_Passage shown:_
** Start **

When John Kerry called the Swift Boat Vets for Truth “liars” on August 19, he ignored a point articulated afterwards by his spokeswoman, Stephanie Cutter: “When somebody’s attacking your military record, you reach a boiling point, and he reached a boiling point last night,” Cutter explained. “When you go and fight in a war, when you spill blood for your country, your instinct is to fight back and defend your record.”
Cutter was looking at matters from Kerry’s angle, but her point works even more powerfully from the point of view of the Swift Boat Vets. That’s because even before Kerry got fully free of the Navy (he was in the Naval Reserves until 1978), he took away the honor of his Swift Boat brothers, who were then as young as he was, and mostly still in harm’s way. He said they and others like them had killed, burned, raped, and acted like the barbarian armies of Genghis Khan. He broadcast this message all around the world, until it echoed in the jungles and the prison camps and down the rivers of Vietnam–and these young men in uniform had no way to defend themselves.
Their instinct has also been “to fight back and defend” their record.
The Swift Boat Vets, of course, have been realists. They knew that very few Americans–and virtually no one in the press–cared that they had been dishonored or would do anything about it. So they got on with their lives. Then, during the past year, two things electrified them and gave them a renewed sense of duty. The first was the publication of Douglas Brinkley’s Tour of Duty, with its many direct quotes from Kerry’s journals and its uncritical, full-tilt representation of Kerry’s version of events. The second was the possibility that a man they had learned to distrust because of the lies he told about them might become president, and then lie about the veterans of the war in Iraq.

** End **

_Set problem A:_ Convert the rows below, everything from the row containing "summary-text: ，评级为 — [321, 698, 411, 723]" down to the row containing "toc-entry-label: 三、中国规上锅炉及辅助设备制造行业资产情况分析 —", into a numbered list, leaving out any blank lines.

_Input data:_
** Start **

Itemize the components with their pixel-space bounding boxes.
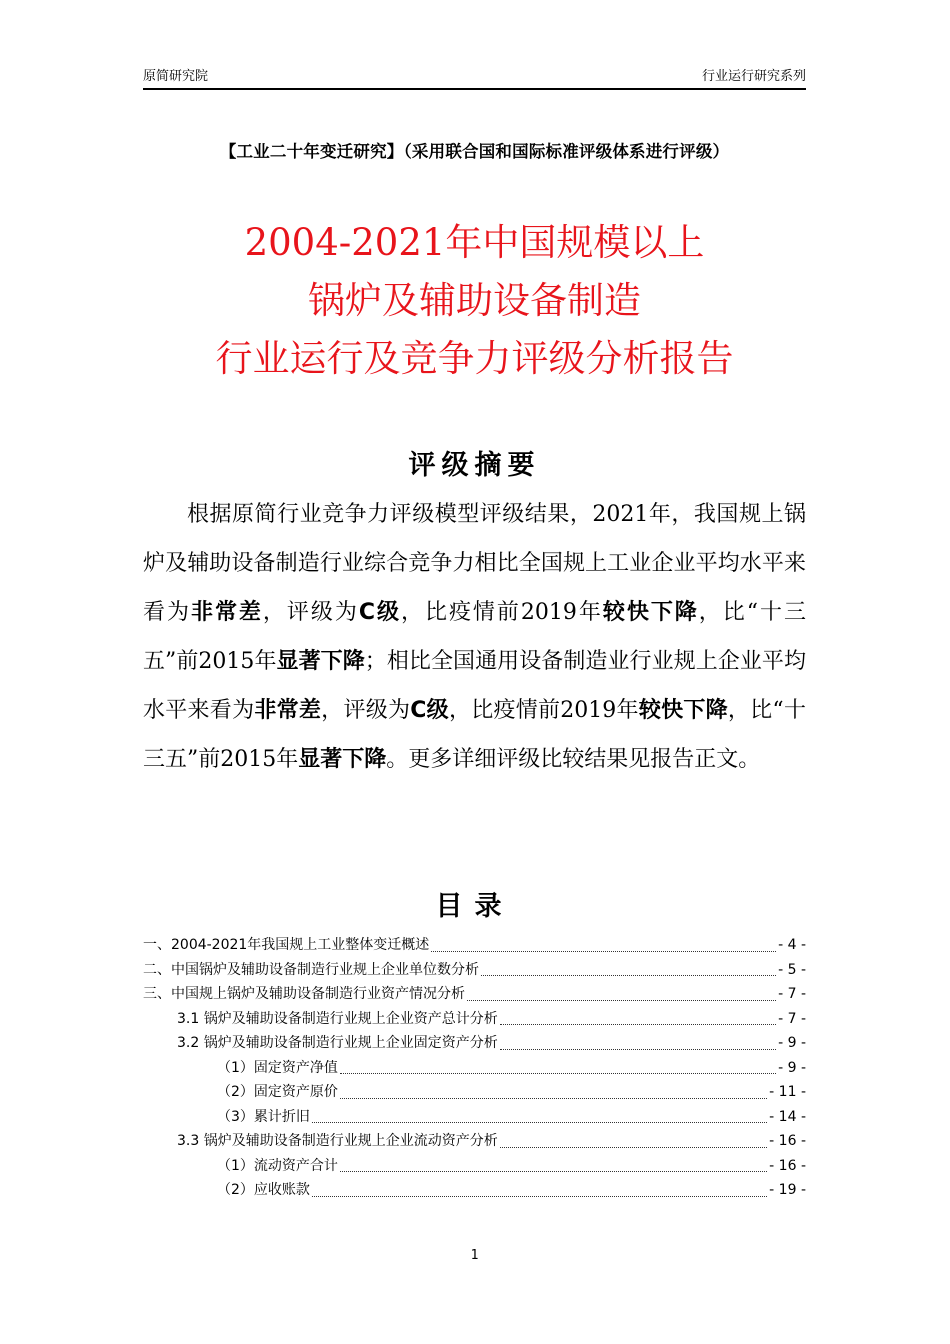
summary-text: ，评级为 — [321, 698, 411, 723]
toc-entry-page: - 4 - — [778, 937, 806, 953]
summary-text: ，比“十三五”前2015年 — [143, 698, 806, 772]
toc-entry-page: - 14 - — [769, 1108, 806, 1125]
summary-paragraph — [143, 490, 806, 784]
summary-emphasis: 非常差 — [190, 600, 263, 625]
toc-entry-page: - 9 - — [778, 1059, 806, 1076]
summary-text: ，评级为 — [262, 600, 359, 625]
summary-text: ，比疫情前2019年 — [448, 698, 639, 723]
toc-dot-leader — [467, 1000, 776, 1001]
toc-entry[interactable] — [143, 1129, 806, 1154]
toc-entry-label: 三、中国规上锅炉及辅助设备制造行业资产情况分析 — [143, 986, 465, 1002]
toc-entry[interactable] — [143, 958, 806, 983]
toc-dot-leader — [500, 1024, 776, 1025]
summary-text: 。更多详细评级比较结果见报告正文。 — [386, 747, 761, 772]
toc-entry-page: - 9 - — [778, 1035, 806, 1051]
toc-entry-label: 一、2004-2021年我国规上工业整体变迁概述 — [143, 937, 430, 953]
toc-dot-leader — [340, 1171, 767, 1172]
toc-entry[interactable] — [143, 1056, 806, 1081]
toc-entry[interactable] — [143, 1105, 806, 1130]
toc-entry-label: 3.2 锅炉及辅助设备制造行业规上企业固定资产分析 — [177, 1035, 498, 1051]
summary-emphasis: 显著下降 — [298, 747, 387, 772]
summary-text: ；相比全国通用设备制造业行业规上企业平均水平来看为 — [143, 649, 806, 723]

** End **

_Set problem B:_ Reproduce word for word everything in the Swift Boat Vets passage from "Their instinct has" down to "war in Iraq.".

_Task output A:_
1. summary-text: ，评级为 — [321, 698, 411, 723]
2. toc-entry-page: - 4 - — [778, 937, 806, 953]
3. summary-text: ，比“十三五”前2015年 — [143, 698, 806, 772]
4. toc-entry-page: - 14 - — [769, 1108, 806, 1125]
5. summary-paragraph — [143, 490, 806, 784]
6. summary-emphasis: 非常差 — [190, 600, 263, 625]
7. toc-entry-page: - 9 - — [778, 1059, 806, 1076]
8. summary-text: ，评级为 — [262, 600, 359, 625]
9. summary-text: ，比疫情前2019年 — [448, 698, 639, 723]
10. toc-dot-leader — [467, 1000, 776, 1001]
11. toc-entry[interactable] — [143, 1129, 806, 1154]
12. toc-entry-label: 三、中国规上锅炉及辅助设备制造行业资产情况分析 — [143, 986, 465, 1002]

_Task output B:_
Their instinct has also been “to fight back and defend” their record.
The Swift Boat Vets, of course, have been realists. They knew that very few Americans–and virtually no one in the press–cared that they had been dishonored or would do anything about it. So they got on with their lives. Then, during the past year, two things electrified them and gave them a renewed sense of duty. The first was the publication of Douglas Brinkley’s Tour of Duty, with its many direct quotes from Kerry’s journals and its uncritical, full-tilt representation of Kerry’s version of events. The second was the possibility that a man they had learned to distrust because of the lies he told about them might become president, and then lie about the veterans of the war in Iraq.